**Set problem:** Your task is to output the entries below word for word.

**The input:**
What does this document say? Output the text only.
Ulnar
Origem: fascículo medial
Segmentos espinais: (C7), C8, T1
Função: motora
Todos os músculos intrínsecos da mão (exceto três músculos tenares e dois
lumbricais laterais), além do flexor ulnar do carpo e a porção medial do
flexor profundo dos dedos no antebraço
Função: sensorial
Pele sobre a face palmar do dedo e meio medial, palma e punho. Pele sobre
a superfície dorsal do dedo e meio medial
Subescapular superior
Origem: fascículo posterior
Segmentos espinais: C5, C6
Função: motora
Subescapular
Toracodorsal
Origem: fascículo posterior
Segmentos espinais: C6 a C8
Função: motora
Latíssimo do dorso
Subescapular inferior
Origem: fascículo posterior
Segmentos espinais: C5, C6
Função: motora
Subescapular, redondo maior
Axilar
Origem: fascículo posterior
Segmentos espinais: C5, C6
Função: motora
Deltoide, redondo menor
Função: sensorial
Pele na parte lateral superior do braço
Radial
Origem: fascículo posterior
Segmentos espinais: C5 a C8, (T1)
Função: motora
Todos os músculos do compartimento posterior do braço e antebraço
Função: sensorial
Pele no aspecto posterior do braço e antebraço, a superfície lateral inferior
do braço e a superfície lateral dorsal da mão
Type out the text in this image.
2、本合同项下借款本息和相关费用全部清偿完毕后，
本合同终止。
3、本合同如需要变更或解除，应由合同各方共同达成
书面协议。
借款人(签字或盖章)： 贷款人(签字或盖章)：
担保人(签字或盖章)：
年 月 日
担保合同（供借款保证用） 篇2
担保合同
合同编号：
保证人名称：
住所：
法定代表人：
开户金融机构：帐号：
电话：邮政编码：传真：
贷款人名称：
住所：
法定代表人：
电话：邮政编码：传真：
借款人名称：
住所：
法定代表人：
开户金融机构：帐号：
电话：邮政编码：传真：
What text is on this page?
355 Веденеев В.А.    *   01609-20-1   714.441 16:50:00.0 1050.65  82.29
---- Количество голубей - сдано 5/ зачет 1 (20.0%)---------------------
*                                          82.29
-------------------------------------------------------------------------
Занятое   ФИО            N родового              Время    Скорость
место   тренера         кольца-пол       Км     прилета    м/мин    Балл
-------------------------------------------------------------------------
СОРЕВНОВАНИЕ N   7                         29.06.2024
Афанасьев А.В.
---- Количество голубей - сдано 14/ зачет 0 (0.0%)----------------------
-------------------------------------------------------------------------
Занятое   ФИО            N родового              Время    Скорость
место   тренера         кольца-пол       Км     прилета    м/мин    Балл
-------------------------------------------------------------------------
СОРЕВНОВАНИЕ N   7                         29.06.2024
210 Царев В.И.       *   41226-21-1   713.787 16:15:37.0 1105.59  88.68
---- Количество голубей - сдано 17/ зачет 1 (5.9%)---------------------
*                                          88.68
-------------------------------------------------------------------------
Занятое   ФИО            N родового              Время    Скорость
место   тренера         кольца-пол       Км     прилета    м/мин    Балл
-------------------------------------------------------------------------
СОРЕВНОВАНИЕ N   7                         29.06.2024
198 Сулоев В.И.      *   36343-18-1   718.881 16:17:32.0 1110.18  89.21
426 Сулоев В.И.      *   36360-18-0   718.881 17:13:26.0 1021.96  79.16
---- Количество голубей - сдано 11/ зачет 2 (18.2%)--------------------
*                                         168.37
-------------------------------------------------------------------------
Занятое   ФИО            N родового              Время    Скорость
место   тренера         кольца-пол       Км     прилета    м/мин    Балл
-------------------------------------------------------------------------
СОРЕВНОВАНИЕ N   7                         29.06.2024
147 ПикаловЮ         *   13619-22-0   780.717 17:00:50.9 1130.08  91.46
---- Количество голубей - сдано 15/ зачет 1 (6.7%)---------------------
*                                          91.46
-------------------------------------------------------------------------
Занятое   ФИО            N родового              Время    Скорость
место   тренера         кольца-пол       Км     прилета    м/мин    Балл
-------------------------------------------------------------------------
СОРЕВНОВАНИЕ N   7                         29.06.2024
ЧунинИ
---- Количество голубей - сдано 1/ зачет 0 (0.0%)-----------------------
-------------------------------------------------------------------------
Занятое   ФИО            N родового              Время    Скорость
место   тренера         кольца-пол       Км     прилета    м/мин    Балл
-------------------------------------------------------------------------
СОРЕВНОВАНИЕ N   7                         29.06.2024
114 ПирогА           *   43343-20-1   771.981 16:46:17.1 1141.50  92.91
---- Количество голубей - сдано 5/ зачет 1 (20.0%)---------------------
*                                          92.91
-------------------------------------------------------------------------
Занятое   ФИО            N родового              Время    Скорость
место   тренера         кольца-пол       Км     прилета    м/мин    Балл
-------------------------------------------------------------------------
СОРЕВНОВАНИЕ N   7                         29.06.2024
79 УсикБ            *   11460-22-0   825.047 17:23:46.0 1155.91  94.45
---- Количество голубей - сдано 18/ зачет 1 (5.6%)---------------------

**Answer to this problem:**
What does this document say? Output the text only.
Ulnar
Origem: fascículo medial
Segmentos espinais: (C7), C8, T1
Função: motora
Todos os músculos intrínsecos da mão (exceto três músculos tenares e dois
lumbricais laterais), além do flexor ulnar do carpo e a porção medial do
flexor profundo dos dedos no antebraço
Função: sensorial
Pele sobre a face palmar do dedo e meio medial, palma e punho. Pele sobre
a superfície dorsal do dedo e meio medial
Subescapular superior
Origem: fascículo posterior
Segmentos espinais: C5, C6
Função: motora
Subescapular
Toracodorsal
Origem: fascículo posterior
Segmentos espinais: C6 a C8
Função: motora
Latíssimo do dorso
Subescapular inferior
Origem: fascículo posterior
Segmentos espinais: C5, C6
Função: motora
Subescapular, redondo maior
Axilar
Origem: fascículo posterior
Segmentos espinais: C5, C6
Função: motora
Deltoide, redondo menor
Função: sensorial
Pele na parte lateral superior do braço
Radial
Origem: fascículo posterior
Segmentos espinais: C5 a C8, (T1)
Função: motora
Todos os músculos do compartimento posterior do braço e antebraço
Função: sensorial
Pele no aspecto posterior do braço e antebraço, a superfície lateral inferior
do braço e a superfície lateral dorsal da mão
Type out the text in this image.
2、本合同项下借款本息和相关费用全部清偿完毕后，
本合同终止。
3、本合同如需要变更或解除，应由合同各方共同达成
书面协议。
借款人(签字或盖章)： 贷款人(签字或盖章)：
担保人(签字或盖章)：
年 月 日
担保合同（供借款保证用） 篇2
担保合同
合同编号：
保证人名称：
住所：
法定代表人：
开户金融机构：帐号：
电话：邮政编码：传真：
贷款人名称：
住所：
法定代表人：
电话：邮政编码：传真：
借款人名称：
住所：
法定代表人：
开户金融机构：帐号：
电话：邮政编码：传真：
What text is on this page?
355 Веденеев В.А.    *   01609-20-1   714.441 16:50:00.0 1050.65  82.29
---- Количество голубей - сдано 5/ зачет 1 (20.0%)---------------------
*                                          82.29
-------------------------------------------------------------------------
Занятое   ФИО            N родового              Время    Скорость
место   тренера         кольца-пол       Км     прилета    м/мин    Балл
-------------------------------------------------------------------------
СОРЕВНОВАНИЕ N   7                         29.06.2024
Афанасьев А.В.
---- Количество голубей - сдано 14/ зачет 0 (0.0%)----------------------
-------------------------------------------------------------------------
Занятое   ФИО            N родового              Время    Скорость
место   тренера         кольца-пол       Км     прилета    м/мин    Балл
-------------------------------------------------------------------------
СОРЕВНОВАНИЕ N   7                         29.06.2024
210 Царев В.И.       *   41226-21-1   713.787 16:15:37.0 1105.59  88.68
---- Количество голубей - сдано 17/ зачет 1 (5.9%)---------------------
*                                          88.68
-------------------------------------------------------------------------
Занятое   ФИО            N родового              Время    Скорость
место   тренера         кольца-пол       Км     прилета    м/мин    Балл
-------------------------------------------------------------------------
СОРЕВНОВАНИЕ N   7                         29.06.2024
198 Сулоев В.И.      *   36343-18-1   718.881 16:17:32.0 1110.18  89.21
426 Сулоев В.И.      *   36360-18-0   718.881 17:13:26.0 1021.96  79.16
---- Количество голубей - сдано 11/ зачет 2 (18.2%)--------------------
*                                         168.37
-------------------------------------------------------------------------
Занятое   ФИО            N родового              Время    Скорость
место   тренера         кольца-пол       Км     прилета    м/мин    Балл
-------------------------------------------------------------------------
СОРЕВНОВАНИЕ N   7                         29.06.2024
147 ПикаловЮ         *   13619-22-0   780.717 17:00:50.9 1130.08  91.46
---- Количество голубей - сдано 15/ зачет 1 (6.7%)---------------------
*                                          91.46
-------------------------------------------------------------------------
Занятое   ФИО            N родового              Время    Скорость
место   тренера         кольца-пол       Км     прилета    м/мин    Балл
-------------------------------------------------------------------------
СОРЕВНОВАНИЕ N   7                         29.06.2024
ЧунинИ
---- Количество голубей - сдано 1/ зачет 0 (0.0%)-----------------------
-------------------------------------------------------------------------
Занятое   ФИО            N родового              Время    Скорость
место   тренера         кольца-пол       Км     прилета    м/мин    Балл
-------------------------------------------------------------------------
СОРЕВНОВАНИЕ N   7                         29.06.2024
114 ПирогА           *   43343-20-1   771.981 16:46:17.1 1141.50  92.91
---- Количество голубей - сдано 5/ зачет 1 (20.0%)---------------------
*                                          92.91
-------------------------------------------------------------------------
Занятое   ФИО            N родового              Время    Скорость
место   тренера         кольца-пол       Км     прилета    м/мин    Балл
-------------------------------------------------------------------------
СОРЕВНОВАНИЕ N   7                         29.06.2024
79 УсикБ            *   11460-22-0   825.047 17:23:46.0 1155.91  94.45
---- Количество голубей - сдано 18/ зачет 1 (5.6%)---------------------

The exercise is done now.